### DESCRIPTION OF THE TASK
Print the listing below exactly.

### INFORMATION SHOWN
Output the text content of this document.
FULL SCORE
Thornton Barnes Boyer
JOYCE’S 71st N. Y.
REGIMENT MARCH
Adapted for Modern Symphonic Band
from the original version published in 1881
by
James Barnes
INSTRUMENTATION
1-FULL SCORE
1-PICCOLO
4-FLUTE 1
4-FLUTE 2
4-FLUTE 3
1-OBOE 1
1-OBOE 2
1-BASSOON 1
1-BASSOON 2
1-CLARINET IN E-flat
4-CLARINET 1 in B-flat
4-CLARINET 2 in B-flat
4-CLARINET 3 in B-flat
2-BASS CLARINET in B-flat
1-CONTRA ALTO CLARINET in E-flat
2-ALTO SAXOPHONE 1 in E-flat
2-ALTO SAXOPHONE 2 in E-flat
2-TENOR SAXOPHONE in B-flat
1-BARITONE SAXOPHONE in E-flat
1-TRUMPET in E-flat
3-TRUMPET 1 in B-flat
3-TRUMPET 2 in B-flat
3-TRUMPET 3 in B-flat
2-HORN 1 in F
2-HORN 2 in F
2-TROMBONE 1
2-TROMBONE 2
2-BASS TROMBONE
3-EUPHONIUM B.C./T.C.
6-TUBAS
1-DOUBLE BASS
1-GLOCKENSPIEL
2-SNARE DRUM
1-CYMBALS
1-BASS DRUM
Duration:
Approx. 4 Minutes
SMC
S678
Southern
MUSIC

### THE RESPONSE
Output the text content of this document.
FULL SCORE
Thornton Barnes Boyer
JOYCE’S 71st N. Y.
REGIMENT MARCH
Adapted for Modern Symphonic Band
from the original version published in 1881
by
James Barnes
INSTRUMENTATION
1-FULL SCORE
1-PICCOLO
4-FLUTE 1
4-FLUTE 2
4-FLUTE 3
1-OBOE 1
1-OBOE 2
1-BASSOON 1
1-BASSOON 2
1-CLARINET IN E-flat
4-CLARINET 1 in B-flat
4-CLARINET 2 in B-flat
4-CLARINET 3 in B-flat
2-BASS CLARINET in B-flat
1-CONTRA ALTO CLARINET in E-flat
2-ALTO SAXOPHONE 1 in E-flat
2-ALTO SAXOPHONE 2 in E-flat
2-TENOR SAXOPHONE in B-flat
1-BARITONE SAXOPHONE in E-flat
1-TRUMPET in E-flat
3-TRUMPET 1 in B-flat
3-TRUMPET 2 in B-flat
3-TRUMPET 3 in B-flat
2-HORN 1 in F
2-HORN 2 in F
2-TROMBONE 1
2-TROMBONE 2
2-BASS TROMBONE
3-EUPHONIUM B.C./T.C.
6-TUBAS
1-DOUBLE BASS
1-GLOCKENSPIEL
2-SNARE DRUM
1-CYMBALS
1-BASS DRUM
Duration:
Approx. 4 Minutes
SMC
S678
Southern
MUSIC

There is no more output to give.